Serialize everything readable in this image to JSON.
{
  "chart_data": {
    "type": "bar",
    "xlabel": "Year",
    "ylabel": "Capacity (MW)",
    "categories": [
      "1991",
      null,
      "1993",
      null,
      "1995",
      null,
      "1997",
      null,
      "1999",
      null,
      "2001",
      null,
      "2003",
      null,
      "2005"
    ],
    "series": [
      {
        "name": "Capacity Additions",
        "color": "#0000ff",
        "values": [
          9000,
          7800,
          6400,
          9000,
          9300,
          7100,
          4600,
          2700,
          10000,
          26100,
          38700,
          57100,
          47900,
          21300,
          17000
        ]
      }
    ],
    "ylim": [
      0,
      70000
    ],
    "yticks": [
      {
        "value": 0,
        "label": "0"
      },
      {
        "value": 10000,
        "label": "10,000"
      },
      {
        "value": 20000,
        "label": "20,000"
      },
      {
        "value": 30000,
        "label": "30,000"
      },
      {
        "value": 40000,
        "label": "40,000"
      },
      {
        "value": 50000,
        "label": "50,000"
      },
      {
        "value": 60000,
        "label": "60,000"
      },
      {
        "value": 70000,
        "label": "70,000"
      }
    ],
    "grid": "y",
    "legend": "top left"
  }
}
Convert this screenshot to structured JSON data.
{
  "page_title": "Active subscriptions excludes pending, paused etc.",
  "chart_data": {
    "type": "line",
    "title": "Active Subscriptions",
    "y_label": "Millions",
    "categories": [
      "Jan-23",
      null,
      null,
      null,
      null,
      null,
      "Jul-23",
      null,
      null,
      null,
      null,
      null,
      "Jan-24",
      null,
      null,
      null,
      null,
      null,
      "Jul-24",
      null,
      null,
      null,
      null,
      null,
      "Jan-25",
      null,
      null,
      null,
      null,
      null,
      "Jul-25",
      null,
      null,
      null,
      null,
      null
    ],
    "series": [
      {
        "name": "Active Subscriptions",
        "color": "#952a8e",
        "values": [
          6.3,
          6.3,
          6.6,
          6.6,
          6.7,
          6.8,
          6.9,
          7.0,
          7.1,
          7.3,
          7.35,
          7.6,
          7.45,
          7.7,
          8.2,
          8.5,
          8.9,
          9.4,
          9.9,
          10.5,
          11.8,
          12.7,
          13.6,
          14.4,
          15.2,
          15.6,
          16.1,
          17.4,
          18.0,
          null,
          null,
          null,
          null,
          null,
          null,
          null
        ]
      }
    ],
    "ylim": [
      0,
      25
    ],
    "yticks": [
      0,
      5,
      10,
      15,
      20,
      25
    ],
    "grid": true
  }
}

————————

**GIVEN REQUEST:** Your task is to quote all of the data word for word.

**THE COMPLETED TASK:**
Serialize everything readable in this image to JSON.
{
  "chart_data": {
    "type": "bar",
    "xlabel": "Year",
    "ylabel": "Capacity (MW)",
    "categories": [
      "1991",
      null,
      "1993",
      null,
      "1995",
      null,
      "1997",
      null,
      "1999",
      null,
      "2001",
      null,
      "2003",
      null,
      "2005"
    ],
    "series": [
      {
        "name": "Capacity Additions",
        "color": "#0000ff",
        "values": [
          9000,
          7800,
          6400,
          9000,
          9300,
          7100,
          4600,
          2700,
          10000,
          26100,
          38700,
          57100,
          47900,
          21300,
          17000
        ]
      }
    ],
    "ylim": [
      0,
      70000
    ],
    "yticks": [
      {
        "value": 0,
        "label": "0"
      },
      {
        "value": 10000,
        "label": "10,000"
      },
      {
        "value": 20000,
        "label": "20,000"
      },
      {
        "value": 30000,
        "label": "30,000"
      },
      {
        "value": 40000,
        "label": "40,000"
      },
      {
        "value": 50000,
        "label": "50,000"
      },
      {
        "value": 60000,
        "label": "60,000"
      },
      {
        "value": 70000,
        "label": "70,000"
      }
    ],
    "grid": "y",
    "legend": "top left"
  }
}
Convert this screenshot to structured JSON data.
{
  "page_title": "Active subscriptions excludes pending, paused etc.",
  "chart_data": {
    "type": "line",
    "title": "Active Subscriptions",
    "y_label": "Millions",
    "categories": [
      "Jan-23",
      null,
      null,
      null,
      null,
      null,
      "Jul-23",
      null,
      null,
      null,
      null,
      null,
      "Jan-24",
      null,
      null,
      null,
      null,
      null,
      "Jul-24",
      null,
      null,
      null,
      null,
      null,
      "Jan-25",
      null,
      null,
      null,
      null,
      null,
      "Jul-25",
      null,
      null,
      null,
      null,
      null
    ],
    "series": [
      {
        "name": "Active Subscriptions",
        "color": "#952a8e",
        "values": [
          6.3,
          6.3,
          6.6,
          6.6,
          6.7,
          6.8,
          6.9,
          7.0,
          7.1,
          7.3,
          7.35,
          7.6,
          7.45,
          7.7,
          8.2,
          8.5,
          8.9,
          9.4,
          9.9,
          10.5,
          11.8,
          12.7,
          13.6,
          14.4,
          15.2,
          15.6,
          16.1,
          17.4,
          18.0,
          null,
          null,
          null,
          null,
          null,
          null,
          null
        ]
      }
    ],
    "ylim": [
      0,
      25
    ],
    "yticks": [
      0,
      5,
      10,
      15,
      20,
      25
    ],
    "grid": true
  }
}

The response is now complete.